__Written problem__: Quote each line of the material verbatim, without the pictures.

○ ○ ○ ○

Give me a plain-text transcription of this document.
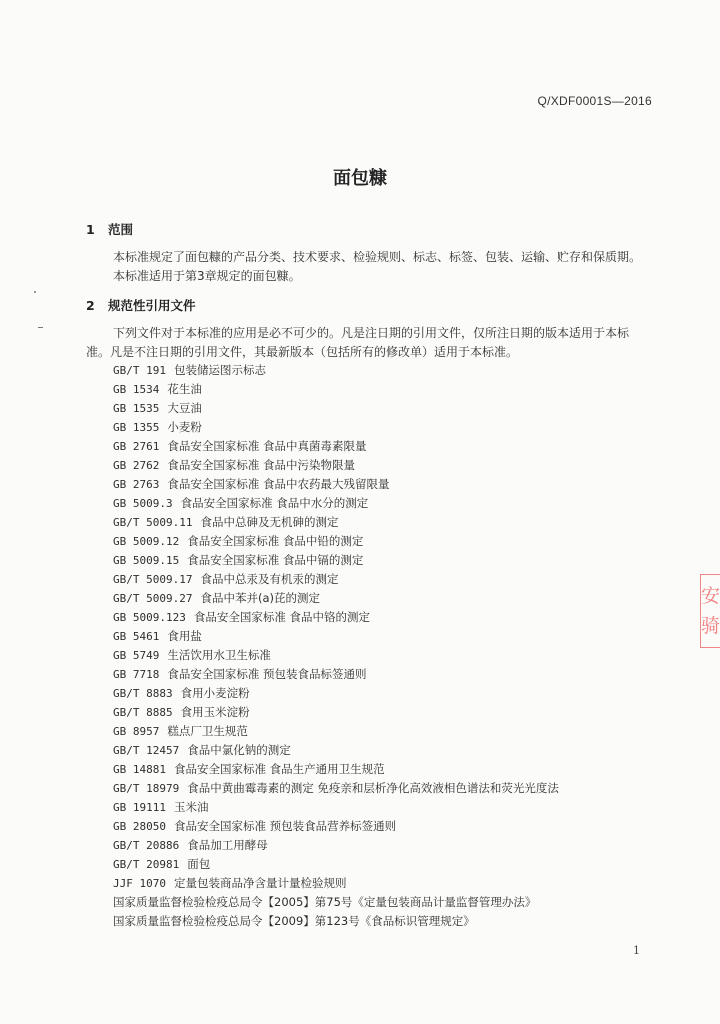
Q/XDF0001S—2016
面包糠
1 范围
本标准规定了面包糠的产品分类、技术要求、检验规则、标志、标签、包装、运输、贮存和保质期。
本标准适用于第3章规定的面包糠。
2 规范性引用文件
下列文件对于本标准的应用是必不可少的。凡是注日期的引用文件，仅所注日期的版本适用于本标
准。凡是不注日期的引用文件，其最新版本（包括所有的修改单）适用于本标准。
GB/T 191 包装储运图示标志
GB 1534 花生油
GB 1535 大豆油
GB 1355 小麦粉
GB 2761 食品安全国家标准 食品中真菌毒素限量
GB 2762 食品安全国家标准 食品中污染物限量
GB 2763 食品安全国家标准 食品中农药最大残留限量
GB 5009.3 食品安全国家标准 食品中水分的测定
GB/T 5009.11 食品中总砷及无机砷的测定
GB 5009.12 食品安全国家标准 食品中铅的测定
GB 5009.15 食品安全国家标准 食品中镉的测定
GB/T 5009.17 食品中总汞及有机汞的测定
GB/T 5009.27 食品中苯并(a)芘的测定
GB 5009.123 食品安全国家标准 食品中铬的测定
GB 5461 食用盐
GB 5749 生活饮用水卫生标准
GB 7718 食品安全国家标准 预包装食品标签通则
GB/T 8883 食用小麦淀粉
GB/T 8885 食用玉米淀粉
GB 8957 糕点厂卫生规范
GB/T 12457 食品中氯化钠的测定
GB 14881 食品安全国家标准 食品生产通用卫生规范
GB/T 18979 食品中黄曲霉毒素的测定 免疫亲和层析净化高效液相色谱法和荧光光度法
GB 19111 玉米油
GB 28050 食品安全国家标准 预包装食品营养标签通则
GB/T 20886 食品加工用酵母
GB/T 20981 面包
JJF 1070 定量包装商品净含量计量检验规则
国家质量监督检验检疫总局令【2005】第75号《定量包装商品计量监督管理办法》
国家质量监督检验检疫总局令【2009】第123号《食品标识管理规定》
1
安
骑
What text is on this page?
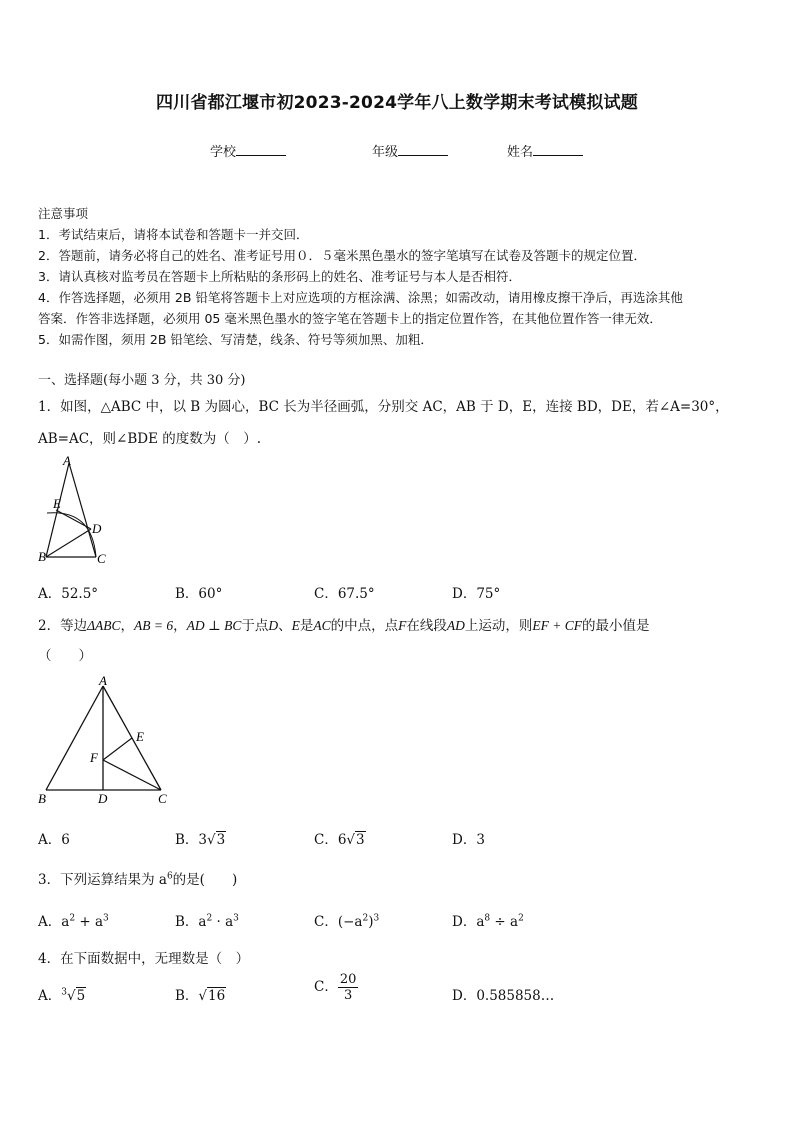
四川省都江堰市初2023-2024学年八上数学期末考试模拟试题
学校	年级	姓名
注意事项
1．考试结束后，请将本试卷和答题卡一并交回．
2．答题前，请务必将自己的姓名、准考证号用０．５毫米黑色墨水的签字笔填写在试卷及答题卡的规定位置．
3．请认真核对监考员在答题卡上所粘贴的条形码上的姓名、准考证号与本人是否相符．
4．作答选择题，必须用 2B 铅笔将答题卡上对应选项的方框涂满、涂黑；如需改动，请用橡皮擦干净后，再选涂其他
答案．作答非选择题，必须用 05 毫米黑色墨水的签字笔在答题卡上的指定位置作答，在其他位置作答一律无效．
5．如需作图，须用 2B 铅笔绘、写清楚，线条、符号等须加黑、加粗．
一、选择题(每小题 3 分，共 30 分)
1．如图，△ABC 中，以 B 为圆心，BC 长为半径画弧，分别交 AC，AB 于 D，E，连接 BD，DE，若∠A=30°，
AB=AC，则∠BDE 的度数为（　）.
A
E
D
B	C
A．52.5°	B．60°	C．67.5°	D．75°
2．等边ΔABC，AB = 6，AD ⊥ BC于点D、E是AC的中点，点F在线段AD上运动，则EF + CF的最小值是
（　　）
A
E
F
B	D	C
A．6	B．3√3	C．6√3	D．3
3．下列运算结果为 $a^6$的是(　　)
A．$a^2 + a^3$	B．$a^2 \cdot a^3$	C．$(-a^2)^3$	D．$a^8 \div a^2$
4．在下面数据中，无理数是（　）
A．$^3$√5	B．√16
C． $\frac{20}{3}$	D．0.585858…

○ ○ ○ ○

__Answer in full__:
Give me a plain-text transcription of this document.
Q/XDF0001S—2016
面包糠
1 范围
本标准规定了面包糠的产品分类、技术要求、检验规则、标志、标签、包装、运输、贮存和保质期。
本标准适用于第3章规定的面包糠。
2 规范性引用文件
下列文件对于本标准的应用是必不可少的。凡是注日期的引用文件，仅所注日期的版本适用于本标
准。凡是不注日期的引用文件，其最新版本（包括所有的修改单）适用于本标准。
GB/T 191 包装储运图示标志
GB 1534 花生油
GB 1535 大豆油
GB 1355 小麦粉
GB 2761 食品安全国家标准 食品中真菌毒素限量
GB 2762 食品安全国家标准 食品中污染物限量
GB 2763 食品安全国家标准 食品中农药最大残留限量
GB 5009.3 食品安全国家标准 食品中水分的测定
GB/T 5009.11 食品中总砷及无机砷的测定
GB 5009.12 食品安全国家标准 食品中铅的测定
GB 5009.15 食品安全国家标准 食品中镉的测定
GB/T 5009.17 食品中总汞及有机汞的测定
GB/T 5009.27 食品中苯并(a)芘的测定
GB 5009.123 食品安全国家标准 食品中铬的测定
GB 5461 食用盐
GB 5749 生活饮用水卫生标准
GB 7718 食品安全国家标准 预包装食品标签通则
GB/T 8883 食用小麦淀粉
GB/T 8885 食用玉米淀粉
GB 8957 糕点厂卫生规范
GB/T 12457 食品中氯化钠的测定
GB 14881 食品安全国家标准 食品生产通用卫生规范
GB/T 18979 食品中黄曲霉毒素的测定 免疫亲和层析净化高效液相色谱法和荧光光度法
GB 19111 玉米油
GB 28050 食品安全国家标准 预包装食品营养标签通则
GB/T 20886 食品加工用酵母
GB/T 20981 面包
JJF 1070 定量包装商品净含量计量检验规则
国家质量监督检验检疫总局令【2005】第75号《定量包装商品计量监督管理办法》
国家质量监督检验检疫总局令【2009】第123号《食品标识管理规定》
1
安
骑
What text is on this page?
四川省都江堰市初2023-2024学年八上数学期末考试模拟试题
学校	年级	姓名
注意事项
1．考试结束后，请将本试卷和答题卡一并交回．
2．答题前，请务必将自己的姓名、准考证号用０．５毫米黑色墨水的签字笔填写在试卷及答题卡的规定位置．
3．请认真核对监考员在答题卡上所粘贴的条形码上的姓名、准考证号与本人是否相符．
4．作答选择题，必须用 2B 铅笔将答题卡上对应选项的方框涂满、涂黑；如需改动，请用橡皮擦干净后，再选涂其他
答案．作答非选择题，必须用 05 毫米黑色墨水的签字笔在答题卡上的指定位置作答，在其他位置作答一律无效．
5．如需作图，须用 2B 铅笔绘、写清楚，线条、符号等须加黑、加粗．
一、选择题(每小题 3 分，共 30 分)
1．如图，△ABC 中，以 B 为圆心，BC 长为半径画弧，分别交 AC，AB 于 D，E，连接 BD，DE，若∠A=30°，
AB=AC，则∠BDE 的度数为（　）.
A
E
D
B	C
A．52.5°	B．60°	C．67.5°	D．75°
2．等边ΔABC，AB = 6，AD ⊥ BC于点D、E是AC的中点，点F在线段AD上运动，则EF + CF的最小值是
（　　）
A
E
F
B	D	C
A．6	B．3√3	C．6√3	D．3
3．下列运算结果为 $a^6$的是(　　)
A．$a^2 + a^3$	B．$a^2 \cdot a^3$	C．$(-a^2)^3$	D．$a^8 \div a^2$
4．在下面数据中，无理数是（　）
A．$^3$√5	B．√16
C． $\frac{20}{3}$	D．0.585858…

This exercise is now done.